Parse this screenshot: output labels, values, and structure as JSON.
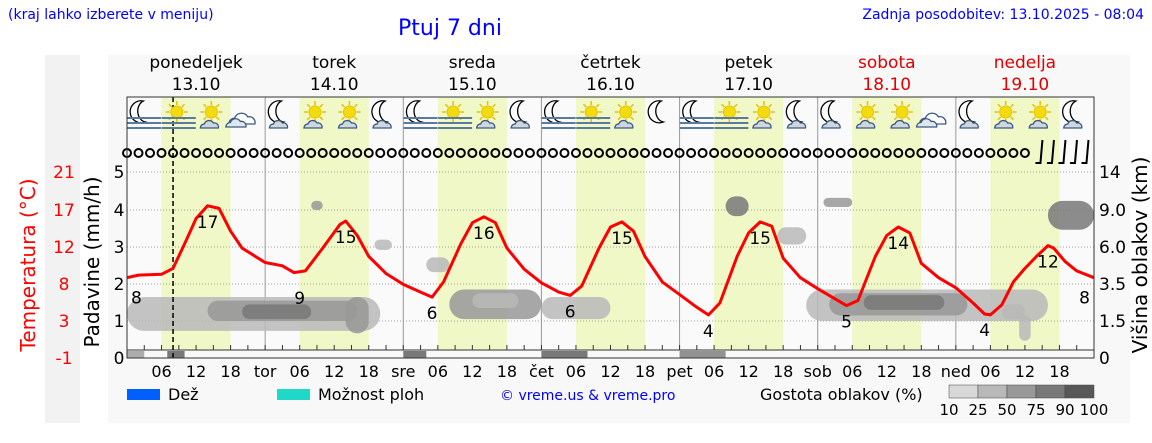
{
  "header": {
    "hint": "(kraj lahko izberete v meniju)",
    "title": "Ptuj 7 dni",
    "updated": "Zadnja posodobitev: 13.10.2025 - 08:04"
  },
  "colors": {
    "link": "#0000ff",
    "temp": "#ff0000",
    "day_band": "#f0f8c8",
    "weekend": "#e00000",
    "rain": "#0060ff",
    "showers": "#20d8c8"
  },
  "chart_data": {
    "type": "line",
    "days": [
      {
        "name": "ponedeljek",
        "date": "13.10",
        "short": "",
        "weekend": false
      },
      {
        "name": "torek",
        "date": "14.10",
        "short": "tor",
        "weekend": false
      },
      {
        "name": "sreda",
        "date": "15.10",
        "short": "sre",
        "weekend": false
      },
      {
        "name": "četrtek",
        "date": "16.10",
        "short": "čet",
        "weekend": false
      },
      {
        "name": "petek",
        "date": "17.10",
        "short": "pet",
        "weekend": false
      },
      {
        "name": "sobota",
        "date": "18.10",
        "short": "sob",
        "weekend": true
      },
      {
        "name": "nedelja",
        "date": "19.10",
        "short": "ned",
        "weekend": true
      }
    ],
    "hour_ticks": [
      "06",
      "12",
      "18"
    ],
    "current_hour": 8,
    "left_axis": {
      "label": "Temperatura (°C)",
      "ticks": [
        "21",
        "17",
        "12",
        "8",
        "3",
        "-1"
      ],
      "range": [
        -1,
        21
      ]
    },
    "precip_axis": {
      "label": "Padavine (mm/h)",
      "ticks": [
        "5",
        "4",
        "3",
        "2",
        "1",
        "0"
      ],
      "range": [
        0,
        5
      ]
    },
    "right_axis": {
      "label": "Višina oblakov (km)",
      "ticks": [
        "14",
        "9.0",
        "6.0",
        "3.5",
        "1.5",
        "0"
      ]
    },
    "temperature": [
      [
        0,
        8.5
      ],
      [
        2,
        8.8
      ],
      [
        6,
        8.9
      ],
      [
        8,
        9.6
      ],
      [
        10,
        12.5
      ],
      [
        12,
        15.5
      ],
      [
        14,
        17
      ],
      [
        16,
        16.7
      ],
      [
        18,
        14
      ],
      [
        20,
        12
      ],
      [
        24,
        10.3
      ],
      [
        27,
        9.9
      ],
      [
        29,
        9.1
      ],
      [
        31,
        9.3
      ],
      [
        34,
        12
      ],
      [
        37,
        14.8
      ],
      [
        38,
        15.2
      ],
      [
        40,
        13.5
      ],
      [
        42,
        11
      ],
      [
        45,
        9
      ],
      [
        48,
        7.7
      ],
      [
        51,
        6.8
      ],
      [
        53,
        6.2
      ],
      [
        55,
        8
      ],
      [
        58,
        12.5
      ],
      [
        60,
        15
      ],
      [
        62,
        15.7
      ],
      [
        64,
        15
      ],
      [
        66,
        12
      ],
      [
        69,
        9.5
      ],
      [
        72,
        7.9
      ],
      [
        75,
        6.8
      ],
      [
        77,
        6.4
      ],
      [
        79,
        7.5
      ],
      [
        82,
        12
      ],
      [
        84,
        14.5
      ],
      [
        86,
        15.1
      ],
      [
        88,
        14
      ],
      [
        90,
        11
      ],
      [
        93,
        8
      ],
      [
        96,
        6.5
      ],
      [
        99,
        5
      ],
      [
        101,
        4.1
      ],
      [
        103,
        5.5
      ],
      [
        106,
        11
      ],
      [
        108,
        13.8
      ],
      [
        110,
        15.1
      ],
      [
        112,
        14.6
      ],
      [
        114,
        10.8
      ],
      [
        117,
        8.5
      ],
      [
        120,
        7.2
      ],
      [
        123,
        6
      ],
      [
        125,
        5.2
      ],
      [
        127,
        5.8
      ],
      [
        130,
        11
      ],
      [
        132,
        13.5
      ],
      [
        134,
        14.5
      ],
      [
        136,
        13.8
      ],
      [
        138,
        10.2
      ],
      [
        141,
        8.5
      ],
      [
        144,
        7.3
      ],
      [
        147,
        5.5
      ],
      [
        149,
        4.2
      ],
      [
        150,
        4.1
      ],
      [
        152,
        5.3
      ],
      [
        154,
        8
      ],
      [
        156,
        9.6
      ],
      [
        158,
        11
      ],
      [
        160,
        12.3
      ],
      [
        161,
        12
      ],
      [
        163,
        10.4
      ],
      [
        165,
        9.3
      ],
      [
        168,
        8.5
      ]
    ],
    "temp_labels": [
      [
        0,
        "8"
      ],
      [
        14,
        "17"
      ],
      [
        30,
        "9"
      ],
      [
        38,
        "15"
      ],
      [
        53,
        "6"
      ],
      [
        62,
        "16"
      ],
      [
        77,
        "6"
      ],
      [
        86,
        "15"
      ],
      [
        101,
        "4"
      ],
      [
        110,
        "15"
      ],
      [
        125,
        "5"
      ],
      [
        134,
        "14"
      ],
      [
        149,
        "4"
      ],
      [
        160,
        "12"
      ],
      [
        168,
        "8"
      ]
    ],
    "clouds": [
      [
        0,
        44,
        1.1,
        2.8,
        25
      ],
      [
        14,
        40,
        1.5,
        2.6,
        50
      ],
      [
        20,
        32,
        1.6,
        2.4,
        75
      ],
      [
        32,
        34,
        9.0,
        10.2,
        50
      ],
      [
        38,
        42,
        1.0,
        2.8,
        50
      ],
      [
        43,
        46,
        5.8,
        6.6,
        25
      ],
      [
        52,
        56,
        4.3,
        5.3,
        25
      ],
      [
        56,
        72,
        1.6,
        3.2,
        50
      ],
      [
        60,
        68,
        2.2,
        3.0,
        25
      ],
      [
        72,
        84,
        1.6,
        2.8,
        25
      ],
      [
        104,
        108,
        8.5,
        10.8,
        75
      ],
      [
        113,
        118,
        6.2,
        7.6,
        25
      ],
      [
        121,
        126,
        9.4,
        10.6,
        50
      ],
      [
        118,
        160,
        1.5,
        3.2,
        25
      ],
      [
        122,
        146,
        1.8,
        3.0,
        50
      ],
      [
        128,
        142,
        2.1,
        2.9,
        75
      ],
      [
        152,
        156,
        1.6,
        2.4,
        25
      ],
      [
        160,
        168,
        7.4,
        10.2,
        75
      ],
      [
        155,
        157,
        0.7,
        1.8,
        25
      ]
    ],
    "ground_clouds": [
      [
        0,
        3,
        50
      ],
      [
        7,
        10,
        90
      ],
      [
        48,
        52,
        90
      ],
      [
        72,
        80,
        90
      ],
      [
        96,
        104,
        75
      ]
    ],
    "weather_icons": [
      "moon-fog",
      "sun-fog",
      "sun-cloud",
      "cloud",
      "moon-cloud",
      "sun-cloud",
      "sun-cloud",
      "moon-cloud",
      "moon-fog",
      "sun-fog",
      "sun-cloud",
      "moon-cloud",
      "moon-fog",
      "sun-fog",
      "sun-cloud",
      "moon",
      "moon-fog",
      "sun-fog",
      "sun-cloud",
      "moon-cloud",
      "moon-cloud",
      "sun-cloud",
      "sun-cloud",
      "cloud",
      "moon-cloud",
      "sun-cloud",
      "sun-cloud",
      "moon-cloud"
    ],
    "wind": {
      "calm_count": 79,
      "barb_count": 5
    }
  },
  "legend": {
    "rain": "Dež",
    "showers": "Možnost ploh",
    "credit": "© vreme.us & vreme.pro",
    "density_label": "Gostota oblakov (%)",
    "density_ticks": [
      "10",
      "25",
      "50",
      "75",
      "90",
      "100"
    ],
    "density_colors": [
      "#d8d8d8",
      "#b8b8b8",
      "#989898",
      "#787878",
      "#585858"
    ]
  }
}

Exercise requirements: Print each of the records above exactly as written, leaving no picture in the copy.

Task answer:
Parse this screenshot: output labels, values, and structure as JSON.
{
  "header": {
    "hint": "(kraj lahko izberete v meniju)",
    "title": "Ptuj 7 dni",
    "updated": "Zadnja posodobitev: 13.10.2025 - 08:04"
  },
  "colors": {
    "link": "#0000ff",
    "temp": "#ff0000",
    "day_band": "#f0f8c8",
    "weekend": "#e00000",
    "rain": "#0060ff",
    "showers": "#20d8c8"
  },
  "chart_data": {
    "type": "line",
    "days": [
      {
        "name": "ponedeljek",
        "date": "13.10",
        "short": "",
        "weekend": false
      },
      {
        "name": "torek",
        "date": "14.10",
        "short": "tor",
        "weekend": false
      },
      {
        "name": "sreda",
        "date": "15.10",
        "short": "sre",
        "weekend": false
      },
      {
        "name": "četrtek",
        "date": "16.10",
        "short": "čet",
        "weekend": false
      },
      {
        "name": "petek",
        "date": "17.10",
        "short": "pet",
        "weekend": false
      },
      {
        "name": "sobota",
        "date": "18.10",
        "short": "sob",
        "weekend": true
      },
      {
        "name": "nedelja",
        "date": "19.10",
        "short": "ned",
        "weekend": true
      }
    ],
    "hour_ticks": [
      "06",
      "12",
      "18"
    ],
    "current_hour": 8,
    "left_axis": {
      "label": "Temperatura (°C)",
      "ticks": [
        "21",
        "17",
        "12",
        "8",
        "3",
        "-1"
      ],
      "range": [
        -1,
        21
      ]
    },
    "precip_axis": {
      "label": "Padavine (mm/h)",
      "ticks": [
        "5",
        "4",
        "3",
        "2",
        "1",
        "0"
      ],
      "range": [
        0,
        5
      ]
    },
    "right_axis": {
      "label": "Višina oblakov (km)",
      "ticks": [
        "14",
        "9.0",
        "6.0",
        "3.5",
        "1.5",
        "0"
      ]
    },
    "temperature": [
      [
        0,
        8.5
      ],
      [
        2,
        8.8
      ],
      [
        6,
        8.9
      ],
      [
        8,
        9.6
      ],
      [
        10,
        12.5
      ],
      [
        12,
        15.5
      ],
      [
        14,
        17
      ],
      [
        16,
        16.7
      ],
      [
        18,
        14
      ],
      [
        20,
        12
      ],
      [
        24,
        10.3
      ],
      [
        27,
        9.9
      ],
      [
        29,
        9.1
      ],
      [
        31,
        9.3
      ],
      [
        34,
        12
      ],
      [
        37,
        14.8
      ],
      [
        38,
        15.2
      ],
      [
        40,
        13.5
      ],
      [
        42,
        11
      ],
      [
        45,
        9
      ],
      [
        48,
        7.7
      ],
      [
        51,
        6.8
      ],
      [
        53,
        6.2
      ],
      [
        55,
        8
      ],
      [
        58,
        12.5
      ],
      [
        60,
        15
      ],
      [
        62,
        15.7
      ],
      [
        64,
        15
      ],
      [
        66,
        12
      ],
      [
        69,
        9.5
      ],
      [
        72,
        7.9
      ],
      [
        75,
        6.8
      ],
      [
        77,
        6.4
      ],
      [
        79,
        7.5
      ],
      [
        82,
        12
      ],
      [
        84,
        14.5
      ],
      [
        86,
        15.1
      ],
      [
        88,
        14
      ],
      [
        90,
        11
      ],
      [
        93,
        8
      ],
      [
        96,
        6.5
      ],
      [
        99,
        5
      ],
      [
        101,
        4.1
      ],
      [
        103,
        5.5
      ],
      [
        106,
        11
      ],
      [
        108,
        13.8
      ],
      [
        110,
        15.1
      ],
      [
        112,
        14.6
      ],
      [
        114,
        10.8
      ],
      [
        117,
        8.5
      ],
      [
        120,
        7.2
      ],
      [
        123,
        6
      ],
      [
        125,
        5.2
      ],
      [
        127,
        5.8
      ],
      [
        130,
        11
      ],
      [
        132,
        13.5
      ],
      [
        134,
        14.5
      ],
      [
        136,
        13.8
      ],
      [
        138,
        10.2
      ],
      [
        141,
        8.5
      ],
      [
        144,
        7.3
      ],
      [
        147,
        5.5
      ],
      [
        149,
        4.2
      ],
      [
        150,
        4.1
      ],
      [
        152,
        5.3
      ],
      [
        154,
        8
      ],
      [
        156,
        9.6
      ],
      [
        158,
        11
      ],
      [
        160,
        12.3
      ],
      [
        161,
        12
      ],
      [
        163,
        10.4
      ],
      [
        165,
        9.3
      ],
      [
        168,
        8.5
      ]
    ],
    "temp_labels": [
      [
        0,
        "8"
      ],
      [
        14,
        "17"
      ],
      [
        30,
        "9"
      ],
      [
        38,
        "15"
      ],
      [
        53,
        "6"
      ],
      [
        62,
        "16"
      ],
      [
        77,
        "6"
      ],
      [
        86,
        "15"
      ],
      [
        101,
        "4"
      ],
      [
        110,
        "15"
      ],
      [
        125,
        "5"
      ],
      [
        134,
        "14"
      ],
      [
        149,
        "4"
      ],
      [
        160,
        "12"
      ],
      [
        168,
        "8"
      ]
    ],
    "clouds": [
      [
        0,
        44,
        1.1,
        2.8,
        25
      ],
      [
        14,
        40,
        1.5,
        2.6,
        50
      ],
      [
        20,
        32,
        1.6,
        2.4,
        75
      ],
      [
        32,
        34,
        9.0,
        10.2,
        50
      ],
      [
        38,
        42,
        1.0,
        2.8,
        50
      ],
      [
        43,
        46,
        5.8,
        6.6,
        25
      ],
      [
        52,
        56,
        4.3,
        5.3,
        25
      ],
      [
        56,
        72,
        1.6,
        3.2,
        50
      ],
      [
        60,
        68,
        2.2,
        3.0,
        25
      ],
      [
        72,
        84,
        1.6,
        2.8,
        25
      ],
      [
        104,
        108,
        8.5,
        10.8,
        75
      ],
      [
        113,
        118,
        6.2,
        7.6,
        25
      ],
      [
        121,
        126,
        9.4,
        10.6,
        50
      ],
      [
        118,
        160,
        1.5,
        3.2,
        25
      ],
      [
        122,
        146,
        1.8,
        3.0,
        50
      ],
      [
        128,
        142,
        2.1,
        2.9,
        75
      ],
      [
        152,
        156,
        1.6,
        2.4,
        25
      ],
      [
        160,
        168,
        7.4,
        10.2,
        75
      ],
      [
        155,
        157,
        0.7,
        1.8,
        25
      ]
    ],
    "ground_clouds": [
      [
        0,
        3,
        50
      ],
      [
        7,
        10,
        90
      ],
      [
        48,
        52,
        90
      ],
      [
        72,
        80,
        90
      ],
      [
        96,
        104,
        75
      ]
    ],
    "weather_icons": [
      "moon-fog",
      "sun-fog",
      "sun-cloud",
      "cloud",
      "moon-cloud",
      "sun-cloud",
      "sun-cloud",
      "moon-cloud",
      "moon-fog",
      "sun-fog",
      "sun-cloud",
      "moon-cloud",
      "moon-fog",
      "sun-fog",
      "sun-cloud",
      "moon",
      "moon-fog",
      "sun-fog",
      "sun-cloud",
      "moon-cloud",
      "moon-cloud",
      "sun-cloud",
      "sun-cloud",
      "cloud",
      "moon-cloud",
      "sun-cloud",
      "sun-cloud",
      "moon-cloud"
    ],
    "wind": {
      "calm_count": 79,
      "barb_count": 5
    }
  },
  "legend": {
    "rain": "Dež",
    "showers": "Možnost ploh",
    "credit": "© vreme.us & vreme.pro",
    "density_label": "Gostota oblakov (%)",
    "density_ticks": [
      "10",
      "25",
      "50",
      "75",
      "90",
      "100"
    ],
    "density_colors": [
      "#d8d8d8",
      "#b8b8b8",
      "#989898",
      "#787878",
      "#585858"
    ]
  }
}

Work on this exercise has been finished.